→ Instructions to follow: Locate the line that contains "Read the values". Retype it and every line after it to the end of the records, exactly, but not the pictures.

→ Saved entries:
--------

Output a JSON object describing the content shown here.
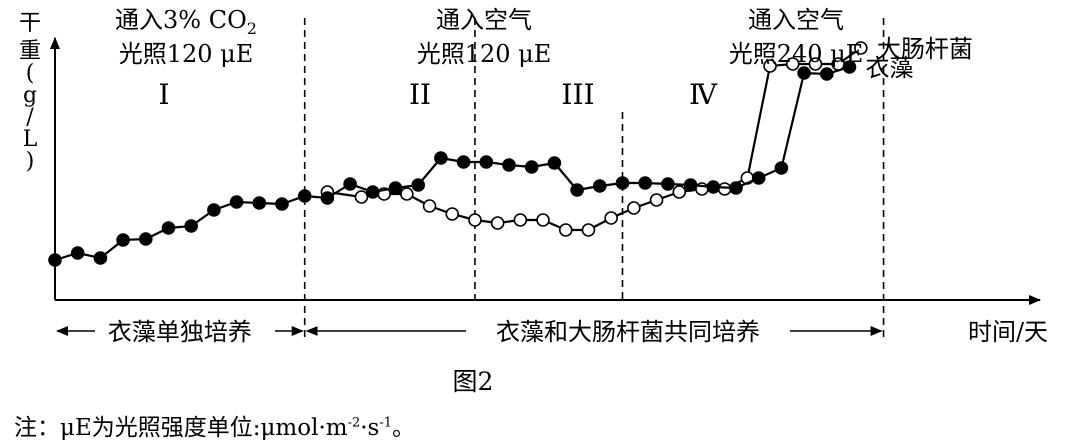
{
  "chart_data": {
    "type": "line",
    "y_axis_label": "干重(g/L)",
    "x_axis_label": "时间/天",
    "phases": [
      {
        "roman": "I",
        "condition": [
          "通入3% CO2",
          "光照120 μE"
        ]
      },
      {
        "roman": "II",
        "condition": [
          "通入空气",
          "光照120 μE"
        ]
      },
      {
        "roman": "III",
        "condition": []
      },
      {
        "roman": "Ⅳ",
        "condition": [
          "通入空气",
          "光照240 μE"
        ]
      }
    ],
    "culture_labels": {
      "algae_only": "衣藻单独培养",
      "co_culture": "衣藻和大肠杆菌共同培养"
    },
    "series": [
      {
        "name": "大肠杆菌",
        "marker": "open-circle",
        "x": [
          12.0,
          13.5,
          14.5,
          15.5,
          16.5,
          17.5,
          18.5,
          19.5,
          20.5,
          21.5,
          22.5,
          23.5,
          24.5,
          25.5,
          26.5,
          27.5,
          28.5,
          29.5,
          30.5,
          31.5,
          32.5,
          33.5,
          34.5,
          35.5
        ],
        "y": [
          0.86,
          0.81,
          0.84,
          0.84,
          0.72,
          0.64,
          0.58,
          0.55,
          0.58,
          0.58,
          0.48,
          0.48,
          0.6,
          0.7,
          0.78,
          0.86,
          0.89,
          0.89,
          1.0,
          2.12,
          2.14,
          2.14,
          2.14,
          2.3
        ]
      },
      {
        "name": "衣藻",
        "marker": "filled-circle",
        "x": [
          0.0,
          1.0,
          2.0,
          3.0,
          4.0,
          5.0,
          6.0,
          7.0,
          8.0,
          9.0,
          10.0,
          11.0,
          12.0,
          13.0,
          14.0,
          15.0,
          16.0,
          17.0,
          18.0,
          19.0,
          20.0,
          21.0,
          22.0,
          23.0,
          24.0,
          25.0,
          26.0,
          27.0,
          28.0,
          29.0,
          30.0,
          31.0,
          32.0,
          33.0,
          34.0,
          35.0
        ],
        "y": [
          0.18,
          0.25,
          0.2,
          0.38,
          0.39,
          0.5,
          0.52,
          0.68,
          0.76,
          0.75,
          0.74,
          0.82,
          0.8,
          0.94,
          0.86,
          0.9,
          0.93,
          1.2,
          1.16,
          1.16,
          1.13,
          1.11,
          1.15,
          0.88,
          0.92,
          0.95,
          0.95,
          0.94,
          0.93,
          0.91,
          0.9,
          1.0,
          1.1,
          2.05,
          2.04,
          2.11
        ]
      }
    ],
    "xlim": [
      0,
      39.5
    ],
    "ylim": [
      0,
      2.75
    ],
    "phase_boundaries": [
      11.0,
      18.5,
      25.0,
      36.5
    ]
  },
  "caption": "图2",
  "note": {
    "prefix": "注：μE为光照强度单位:μmol·m",
    "exp1": "-2",
    "mid": "·s",
    "exp2": "-1",
    "suffix": "。"
  }
}
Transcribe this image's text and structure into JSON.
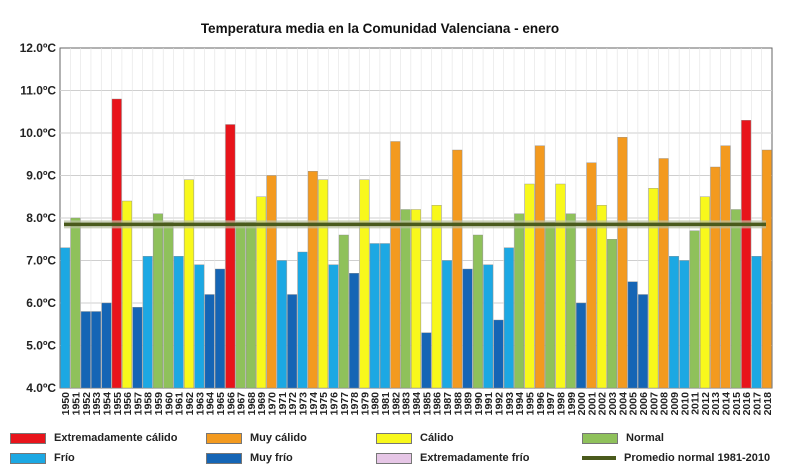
{
  "chart_data": {
    "type": "bar",
    "title": "Temperatura  media  en  la  Comunidad  Valenciana  -  enero",
    "xlabel": "",
    "ylabel": "",
    "ylim": [
      4.0,
      12.0
    ],
    "yticks": [
      "4.0ºC",
      "5.0ºC",
      "6.0ºC",
      "7.0ºC",
      "8.0ºC",
      "9.0ºC",
      "10.0ºC",
      "11.0ºC",
      "12.0ºC"
    ],
    "categories": [
      "1950",
      "1951",
      "1952",
      "1953",
      "1954",
      "1955",
      "1956",
      "1957",
      "1958",
      "1959",
      "1960",
      "1961",
      "1962",
      "1963",
      "1964",
      "1965",
      "1966",
      "1967",
      "1968",
      "1969",
      "1970",
      "1971",
      "1972",
      "1973",
      "1974",
      "1975",
      "1976",
      "1977",
      "1978",
      "1979",
      "1980",
      "1981",
      "1982",
      "1983",
      "1984",
      "1985",
      "1986",
      "1987",
      "1988",
      "1989",
      "1990",
      "1991",
      "1992",
      "1993",
      "1994",
      "1995",
      "1996",
      "1997",
      "1998",
      "1999",
      "2000",
      "2001",
      "2002",
      "2003",
      "2004",
      "2005",
      "2006",
      "2007",
      "2008",
      "2009",
      "2010",
      "2011",
      "2012",
      "2013",
      "2014",
      "2015",
      "2016",
      "2017",
      "2018"
    ],
    "values": [
      7.3,
      8.0,
      5.8,
      5.8,
      6.0,
      10.8,
      8.4,
      5.9,
      7.1,
      8.1,
      7.9,
      7.1,
      8.9,
      6.9,
      6.2,
      6.8,
      10.2,
      7.9,
      7.9,
      8.5,
      9.0,
      7.0,
      6.2,
      7.2,
      9.1,
      8.9,
      6.9,
      7.6,
      6.7,
      8.9,
      7.4,
      7.4,
      9.8,
      8.2,
      8.2,
      5.3,
      8.3,
      7.0,
      9.6,
      6.8,
      7.6,
      6.9,
      5.6,
      7.3,
      8.1,
      8.8,
      9.7,
      7.9,
      8.8,
      8.1,
      6.0,
      9.3,
      8.3,
      7.5,
      9.9,
      6.5,
      6.2,
      8.7,
      9.4,
      7.1,
      7.0,
      7.7,
      8.5,
      9.2,
      9.7,
      8.2,
      10.3,
      7.1,
      9.6
    ],
    "classes": [
      "frio",
      "normal",
      "muy_frio",
      "muy_frio",
      "muy_frio",
      "extremadamente_calido",
      "calido",
      "muy_frio",
      "frio",
      "normal",
      "normal",
      "frio",
      "calido",
      "frio",
      "muy_frio",
      "muy_frio",
      "extremadamente_calido",
      "normal",
      "normal",
      "calido",
      "muy_calido",
      "frio",
      "muy_frio",
      "frio",
      "muy_calido",
      "calido",
      "frio",
      "normal",
      "muy_frio",
      "calido",
      "frio",
      "frio",
      "muy_calido",
      "normal",
      "calido",
      "muy_frio",
      "calido",
      "frio",
      "muy_calido",
      "muy_frio",
      "normal",
      "frio",
      "muy_frio",
      "frio",
      "normal",
      "calido",
      "muy_calido",
      "normal",
      "calido",
      "normal",
      "muy_frio",
      "muy_calido",
      "calido",
      "normal",
      "muy_calido",
      "muy_frio",
      "muy_frio",
      "calido",
      "muy_calido",
      "frio",
      "frio",
      "normal",
      "calido",
      "muy_calido",
      "muy_calido",
      "normal",
      "extremadamente_calido",
      "frio",
      "muy_calido"
    ],
    "reference_line": {
      "name": "Promedio normal 1981-2010",
      "value": 7.85
    },
    "legend_position": "bottom",
    "grid": true
  },
  "colors": {
    "extremadamente_calido": "#e8141b",
    "muy_calido": "#f39a1f",
    "calido": "#f8f81c",
    "normal": "#8fc15b",
    "frio": "#1ca8e3",
    "muy_frio": "#1565b5",
    "extremadamente_frio": "#e6c6e6",
    "promedio": "#4a5a1c"
  },
  "legend": {
    "extremadamente_calido": "Extremadamente cálido",
    "muy_calido": "Muy cálido",
    "calido": "Cálido",
    "normal": "Normal",
    "frio": "Frío",
    "muy_frio": "Muy frío",
    "extremadamente_frio": "Extremadamente frío",
    "promedio": "Promedio normal 1981-2010"
  }
}
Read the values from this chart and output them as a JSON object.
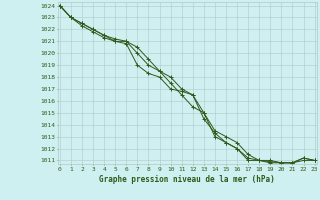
{
  "x": [
    0,
    1,
    2,
    3,
    4,
    5,
    6,
    7,
    8,
    9,
    10,
    11,
    12,
    13,
    14,
    15,
    16,
    17,
    18,
    19,
    20,
    21,
    22,
    23
  ],
  "line1": [
    1024.0,
    1023.0,
    1022.5,
    1022.0,
    1021.5,
    1021.0,
    1021.0,
    1020.5,
    1019.5,
    1018.5,
    1018.0,
    1017.0,
    1016.5,
    1015.0,
    1013.5,
    1013.0,
    1012.5,
    1011.5,
    1011.0,
    1011.0,
    1010.8,
    1010.8,
    1011.0,
    1011.0
  ],
  "line2": [
    1024.0,
    1023.0,
    1022.5,
    1022.0,
    1021.5,
    1021.2,
    1021.0,
    1020.0,
    1019.0,
    1018.5,
    1017.5,
    1016.5,
    1015.5,
    1015.0,
    1013.0,
    1012.5,
    1012.0,
    1011.2,
    1011.0,
    1010.9,
    1010.8,
    1010.8,
    1011.2,
    1011.0
  ],
  "line3": [
    1024.0,
    1023.0,
    1022.3,
    1021.8,
    1021.3,
    1021.0,
    1020.8,
    1019.0,
    1018.3,
    1018.0,
    1017.0,
    1016.8,
    1016.5,
    1014.5,
    1013.3,
    1012.5,
    1012.0,
    1011.0,
    1011.0,
    1010.8,
    1010.8,
    1010.8,
    1011.2,
    1011.0
  ],
  "line_color": "#2d5a1b",
  "bg_color": "#cff0f0",
  "grid_color": "#b0c8c8",
  "xlabel": "Graphe pression niveau de la mer (hPa)",
  "ylim_min": 1011,
  "ylim_max": 1024,
  "xlim_min": 0,
  "xlim_max": 23,
  "marker": "+",
  "markersize": 3,
  "linewidth": 0.7,
  "label_fontsize": 5.5,
  "tick_fontsize": 4.5
}
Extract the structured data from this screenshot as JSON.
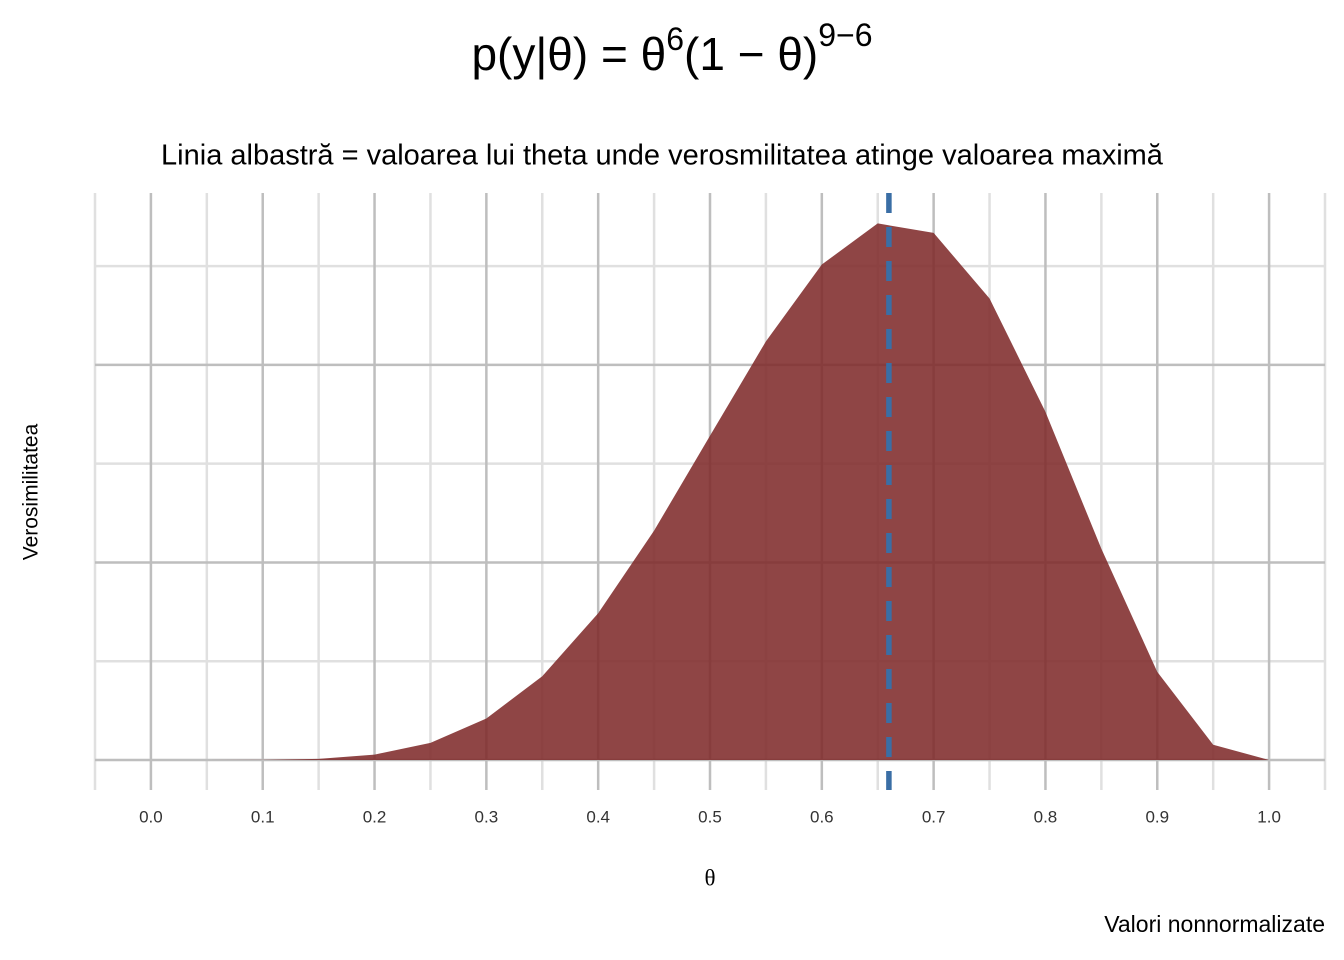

--------

→ Result of the task:
Read the values from this chart and output them as a JSON object.
{
  "x": [
    0,
    1,
    2,
    3,
    4,
    5,
    6,
    7,
    8,
    9,
    10,
    11,
    12,
    13,
    14,
    15,
    16,
    17,
    18,
    19,
    20,
    21,
    22,
    23
  ],
  "line1": [
    1024.0,
    1023.0,
    1022.5,
    1022.0,
    1021.5,
    1021.0,
    1021.0,
    1020.5,
    1019.5,
    1018.5,
    1018.0,
    1017.0,
    1016.5,
    1015.0,
    1013.5,
    1013.0,
    1012.5,
    1011.5,
    1011.0,
    1011.0,
    1010.8,
    1010.8,
    1011.0,
    1011.0
  ],
  "line2": [
    1024.0,
    1023.0,
    1022.5,
    1022.0,
    1021.5,
    1021.2,
    1021.0,
    1020.0,
    1019.0,
    1018.5,
    1017.5,
    1016.5,
    1015.5,
    1015.0,
    1013.0,
    1012.5,
    1012.0,
    1011.2,
    1011.0,
    1010.9,
    1010.8,
    1010.8,
    1011.2,
    1011.0
  ],
  "line3": [
    1024.0,
    1023.0,
    1022.3,
    1021.8,
    1021.3,
    1021.0,
    1020.8,
    1019.0,
    1018.3,
    1018.0,
    1017.0,
    1016.8,
    1016.5,
    1014.5,
    1013.3,
    1012.5,
    1012.0,
    1011.0,
    1011.0,
    1010.8,
    1010.8,
    1010.8,
    1011.2,
    1011.0
  ],
  "line_color": "#2d5a1b",
  "bg_color": "#cff0f0",
  "grid_color": "#b0c8c8",
  "xlabel": "Graphe pression niveau de la mer (hPa)",
  "ylim_min": 1011,
  "ylim_max": 1024,
  "xlim_min": 0,
  "xlim_max": 23,
  "marker": "+",
  "markersize": 3,
  "linewidth": 0.7,
  "label_fontsize": 5.5,
  "tick_fontsize": 4.5
}
Extract the structured data from this screenshot as JSON.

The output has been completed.